# Given entries
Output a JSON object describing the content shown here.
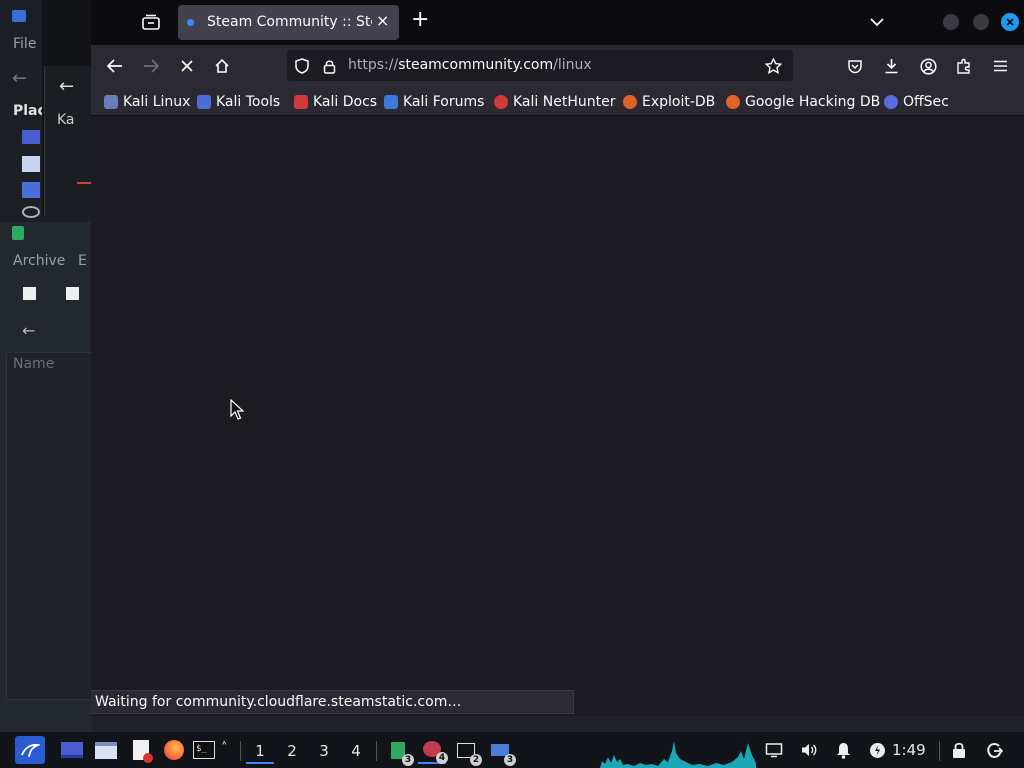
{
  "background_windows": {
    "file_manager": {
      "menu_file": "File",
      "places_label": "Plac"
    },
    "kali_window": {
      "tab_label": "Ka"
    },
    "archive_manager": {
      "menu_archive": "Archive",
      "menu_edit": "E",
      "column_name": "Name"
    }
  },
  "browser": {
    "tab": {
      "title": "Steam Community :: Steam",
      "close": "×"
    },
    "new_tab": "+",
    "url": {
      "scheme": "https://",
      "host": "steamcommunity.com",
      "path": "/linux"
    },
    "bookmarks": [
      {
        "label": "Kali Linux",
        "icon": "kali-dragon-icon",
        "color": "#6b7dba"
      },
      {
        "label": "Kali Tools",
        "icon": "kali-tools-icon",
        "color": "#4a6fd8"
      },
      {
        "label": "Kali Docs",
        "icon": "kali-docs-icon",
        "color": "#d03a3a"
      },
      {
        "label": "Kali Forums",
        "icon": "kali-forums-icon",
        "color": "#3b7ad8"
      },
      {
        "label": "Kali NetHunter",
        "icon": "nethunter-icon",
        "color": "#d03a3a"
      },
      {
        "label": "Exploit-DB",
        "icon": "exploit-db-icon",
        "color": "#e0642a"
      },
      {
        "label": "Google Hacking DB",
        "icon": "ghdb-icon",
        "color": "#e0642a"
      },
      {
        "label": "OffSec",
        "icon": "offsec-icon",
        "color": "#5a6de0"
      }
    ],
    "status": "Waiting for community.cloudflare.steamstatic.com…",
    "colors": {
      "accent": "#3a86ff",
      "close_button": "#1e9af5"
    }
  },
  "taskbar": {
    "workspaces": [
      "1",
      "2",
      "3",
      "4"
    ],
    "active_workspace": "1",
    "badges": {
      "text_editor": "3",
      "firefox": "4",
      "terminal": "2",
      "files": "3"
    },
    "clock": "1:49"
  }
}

---

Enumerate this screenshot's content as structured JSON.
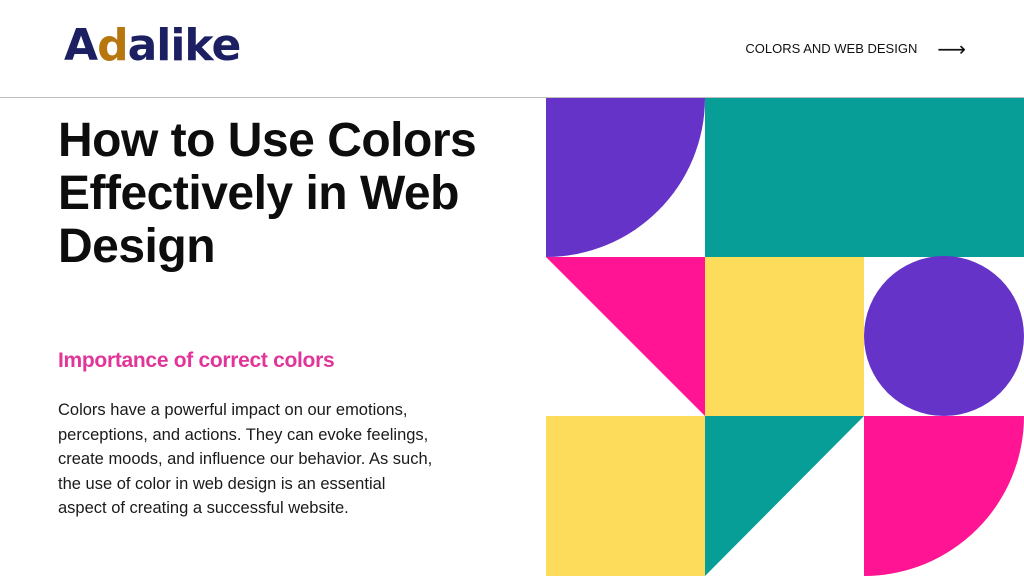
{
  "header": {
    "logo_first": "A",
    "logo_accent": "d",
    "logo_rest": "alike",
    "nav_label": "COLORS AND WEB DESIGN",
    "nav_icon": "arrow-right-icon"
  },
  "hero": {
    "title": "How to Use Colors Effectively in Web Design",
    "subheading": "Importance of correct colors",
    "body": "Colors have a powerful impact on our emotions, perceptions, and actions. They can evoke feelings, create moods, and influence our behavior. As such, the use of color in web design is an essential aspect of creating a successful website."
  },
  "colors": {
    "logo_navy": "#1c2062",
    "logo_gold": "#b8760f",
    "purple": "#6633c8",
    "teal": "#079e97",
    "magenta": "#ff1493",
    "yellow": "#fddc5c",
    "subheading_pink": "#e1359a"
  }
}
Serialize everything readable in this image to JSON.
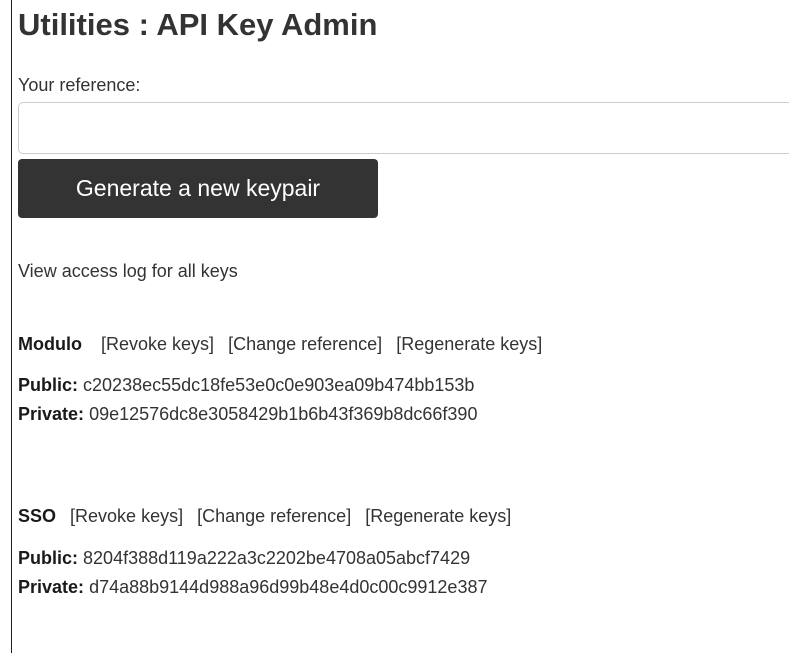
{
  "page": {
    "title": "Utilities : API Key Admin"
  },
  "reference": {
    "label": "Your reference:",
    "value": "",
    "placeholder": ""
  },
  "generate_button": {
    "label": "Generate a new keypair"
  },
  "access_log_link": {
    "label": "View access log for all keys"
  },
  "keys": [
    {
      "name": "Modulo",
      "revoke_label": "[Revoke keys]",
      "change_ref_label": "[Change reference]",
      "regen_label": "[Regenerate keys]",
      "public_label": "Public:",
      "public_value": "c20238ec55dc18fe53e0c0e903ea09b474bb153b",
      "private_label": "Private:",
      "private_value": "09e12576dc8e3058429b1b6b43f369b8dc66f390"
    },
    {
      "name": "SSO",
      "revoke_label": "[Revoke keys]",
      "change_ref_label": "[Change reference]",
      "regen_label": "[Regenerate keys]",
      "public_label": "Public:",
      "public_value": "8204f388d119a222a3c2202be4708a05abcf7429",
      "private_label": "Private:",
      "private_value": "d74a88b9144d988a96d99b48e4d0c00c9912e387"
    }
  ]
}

--

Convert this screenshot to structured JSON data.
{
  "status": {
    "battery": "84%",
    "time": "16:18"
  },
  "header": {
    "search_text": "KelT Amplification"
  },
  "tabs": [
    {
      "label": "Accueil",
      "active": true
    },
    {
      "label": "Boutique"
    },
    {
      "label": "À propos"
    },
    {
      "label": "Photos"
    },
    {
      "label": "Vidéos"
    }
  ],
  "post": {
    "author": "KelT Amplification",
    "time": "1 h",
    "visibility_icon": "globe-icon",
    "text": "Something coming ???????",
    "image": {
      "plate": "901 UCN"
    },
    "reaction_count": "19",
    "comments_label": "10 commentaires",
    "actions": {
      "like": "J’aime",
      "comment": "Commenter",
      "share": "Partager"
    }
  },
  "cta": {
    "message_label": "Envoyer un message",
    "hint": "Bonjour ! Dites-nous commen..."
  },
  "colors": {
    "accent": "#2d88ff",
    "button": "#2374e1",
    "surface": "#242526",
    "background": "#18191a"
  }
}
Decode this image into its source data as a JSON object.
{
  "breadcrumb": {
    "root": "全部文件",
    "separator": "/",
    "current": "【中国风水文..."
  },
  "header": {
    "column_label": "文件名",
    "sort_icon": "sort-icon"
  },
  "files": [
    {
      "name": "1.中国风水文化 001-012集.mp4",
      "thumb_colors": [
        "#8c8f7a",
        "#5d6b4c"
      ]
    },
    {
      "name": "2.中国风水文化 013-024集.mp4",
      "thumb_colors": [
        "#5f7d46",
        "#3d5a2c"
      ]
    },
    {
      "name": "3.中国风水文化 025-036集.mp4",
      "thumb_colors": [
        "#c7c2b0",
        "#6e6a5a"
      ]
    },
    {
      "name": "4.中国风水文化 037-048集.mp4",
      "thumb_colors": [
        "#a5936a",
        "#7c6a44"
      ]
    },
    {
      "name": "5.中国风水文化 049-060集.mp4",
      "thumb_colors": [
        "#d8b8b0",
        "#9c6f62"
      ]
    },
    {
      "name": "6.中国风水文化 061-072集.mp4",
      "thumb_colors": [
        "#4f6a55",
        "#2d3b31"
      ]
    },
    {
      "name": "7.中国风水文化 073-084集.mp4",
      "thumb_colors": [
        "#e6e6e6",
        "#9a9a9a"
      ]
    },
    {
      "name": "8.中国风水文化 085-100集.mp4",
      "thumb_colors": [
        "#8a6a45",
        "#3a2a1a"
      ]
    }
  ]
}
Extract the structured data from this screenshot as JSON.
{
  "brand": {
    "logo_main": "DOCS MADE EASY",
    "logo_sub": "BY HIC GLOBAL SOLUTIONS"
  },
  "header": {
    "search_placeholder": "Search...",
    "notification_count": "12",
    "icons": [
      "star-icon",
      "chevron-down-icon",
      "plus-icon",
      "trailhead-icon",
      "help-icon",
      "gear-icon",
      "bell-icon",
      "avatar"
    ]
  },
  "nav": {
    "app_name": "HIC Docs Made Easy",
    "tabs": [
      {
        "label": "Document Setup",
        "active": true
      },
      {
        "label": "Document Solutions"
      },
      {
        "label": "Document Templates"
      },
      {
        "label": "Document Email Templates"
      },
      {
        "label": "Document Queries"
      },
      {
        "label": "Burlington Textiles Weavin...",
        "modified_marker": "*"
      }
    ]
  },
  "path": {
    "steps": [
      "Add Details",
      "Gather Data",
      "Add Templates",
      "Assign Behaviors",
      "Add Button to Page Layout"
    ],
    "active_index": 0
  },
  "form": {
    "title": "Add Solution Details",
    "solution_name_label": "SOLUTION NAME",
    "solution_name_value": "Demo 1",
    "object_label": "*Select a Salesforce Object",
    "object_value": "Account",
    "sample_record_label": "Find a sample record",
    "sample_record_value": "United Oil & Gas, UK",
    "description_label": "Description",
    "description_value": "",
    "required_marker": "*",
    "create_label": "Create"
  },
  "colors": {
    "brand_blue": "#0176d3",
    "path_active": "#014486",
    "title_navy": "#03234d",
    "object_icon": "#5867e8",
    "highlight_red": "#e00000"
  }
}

# Written request
Look through the entries above and report each line where the string "reference" occurs.

# Correct response
  "reference": {
    "label": "Your reference:",
      "change_ref_label": "[Change reference]",
      "change_ref_label": "[Change reference]",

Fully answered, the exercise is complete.